» **Records to use**

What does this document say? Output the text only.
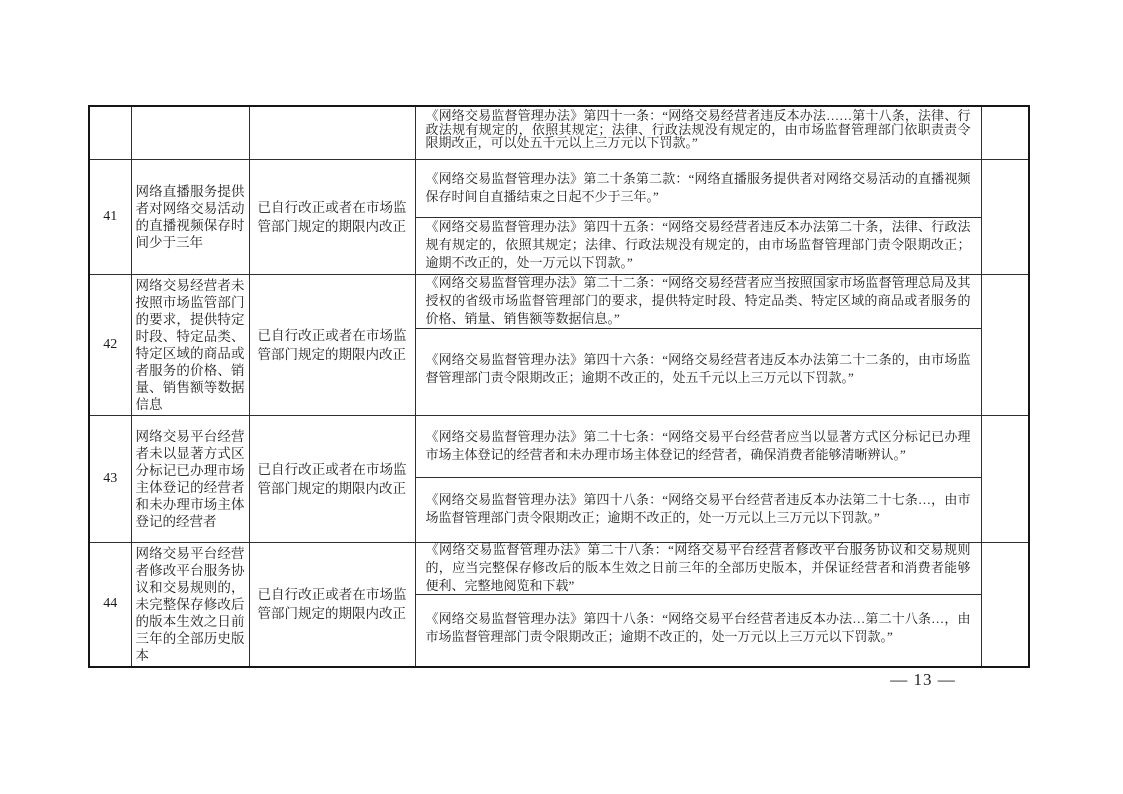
			《网络交易监督管理办法》第四十一条：“网络交易经营者违反本办法……第十八条，法律、行政法规有规定的，依照其规定；法律、行政法规没有规定的，由市场监督管理部门依职责责令限期改正，可以处五千元以上三万元以下罚款。”	

41	网络直播服务提供者对网络交易活动的直播视频保存时间少于三年	已自行改正或者在市场监管部门规定的期限内改正	《网络交易监督管理办法》第二十条第二款：“网络直播服务提供者对网络交易活动的直播视频保存时间自直播结束之日起不少于三年。”
《网络交易监督管理办法》第四十五条：“网络交易经营者违反本办法第二十条，法律、行政法规有规定的，依照其规定；法律、行政法规没有规定的，由市场监督管理部门责令限期改正；逾期不改正的，处一万元以下罚款。”	

42	网络交易经营者未按照市场监管部门的要求，提供特定时段、特定品类、特定区域的商品或者服务的价格、销量、销售额等数据信息	已自行改正或者在市场监管部门规定的期限内改正	《网络交易监督管理办法》第二十二条：“网络交易经营者应当按照国家市场监督管理总局及其授权的省级市场监督管理部门的要求，提供特定时段、特定品类、特定区域的商品或者服务的价格、销量、销售额等数据信息。”
《网络交易监督管理办法》第四十六条：“网络交易经营者违反本办法第二十二条的，由市场监督管理部门责令限期改正；逾期不改正的，处五千元以上三万元以下罚款。”	

43	网络交易平台经营者未以显著方式区分标记已办理市场主体登记的经营者和未办理市场主体登记的经营者	已自行改正或者在市场监管部门规定的期限内改正	《网络交易监督管理办法》第二十七条：“网络交易平台经营者应当以显著方式区分标记已办理市场主体登记的经营者和未办理市场主体登记的经营者，确保消费者能够清晰辨认。”
《网络交易监督管理办法》第四十八条：“网络交易平台经营者违反本办法第二十七条…，由市场监督管理部门责令限期改正；逾期不改正的，处一万元以上三万元以下罚款。”	

44	网络交易平台经营者修改平台服务协议和交易规则的，未完整保存修改后的版本生效之日前三年的全部历史版本	已自行改正或者在市场监管部门规定的期限内改正	《网络交易监督管理办法》第二十八条：“网络交易平台经营者修改平台服务协议和交易规则的，应当完整保存修改后的版本生效之日前三年的全部历史版本，并保证经营者和消费者能够便利、完整地阅览和下载”
《网络交易监督管理办法》第四十八条：“网络交易平台经营者违反本办法…第二十八条…，由市场监督管理部门责令限期改正；逾期不改正的，处一万元以上三万元以下罚款。”	

— 13 —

» **Exercise prompt**
Restate the records above in full, word for word. Keep pictures out.

» **Output**
What does this document say? Output the text only.
			《网络交易监督管理办法》第四十一条：“网络交易经营者违反本办法……第十八条，法律、行政法规有规定的，依照其规定；法律、行政法规没有规定的，由市场监督管理部门依职责责令限期改正，可以处五千元以上三万元以下罚款。”	

41	网络直播服务提供者对网络交易活动的直播视频保存时间少于三年	已自行改正或者在市场监管部门规定的期限内改正	《网络交易监督管理办法》第二十条第二款：“网络直播服务提供者对网络交易活动的直播视频保存时间自直播结束之日起不少于三年。”
《网络交易监督管理办法》第四十五条：“网络交易经营者违反本办法第二十条，法律、行政法规有规定的，依照其规定；法律、行政法规没有规定的，由市场监督管理部门责令限期改正；逾期不改正的，处一万元以下罚款。”	

42	网络交易经营者未按照市场监管部门的要求，提供特定时段、特定品类、特定区域的商品或者服务的价格、销量、销售额等数据信息	已自行改正或者在市场监管部门规定的期限内改正	《网络交易监督管理办法》第二十二条：“网络交易经营者应当按照国家市场监督管理总局及其授权的省级市场监督管理部门的要求，提供特定时段、特定品类、特定区域的商品或者服务的价格、销量、销售额等数据信息。”
《网络交易监督管理办法》第四十六条：“网络交易经营者违反本办法第二十二条的，由市场监督管理部门责令限期改正；逾期不改正的，处五千元以上三万元以下罚款。”	

43	网络交易平台经营者未以显著方式区分标记已办理市场主体登记的经营者和未办理市场主体登记的经营者	已自行改正或者在市场监管部门规定的期限内改正	《网络交易监督管理办法》第二十七条：“网络交易平台经营者应当以显著方式区分标记已办理市场主体登记的经营者和未办理市场主体登记的经营者，确保消费者能够清晰辨认。”
《网络交易监督管理办法》第四十八条：“网络交易平台经营者违反本办法第二十七条…，由市场监督管理部门责令限期改正；逾期不改正的，处一万元以上三万元以下罚款。”	

44	网络交易平台经营者修改平台服务协议和交易规则的，未完整保存修改后的版本生效之日前三年的全部历史版本	已自行改正或者在市场监管部门规定的期限内改正	《网络交易监督管理办法》第二十八条：“网络交易平台经营者修改平台服务协议和交易规则的，应当完整保存修改后的版本生效之日前三年的全部历史版本，并保证经营者和消费者能够便利、完整地阅览和下载”
《网络交易监督管理办法》第四十八条：“网络交易平台经营者违反本办法…第二十八条…，由市场监督管理部门责令限期改正；逾期不改正的，处一万元以上三万元以下罚款。”	

— 13 —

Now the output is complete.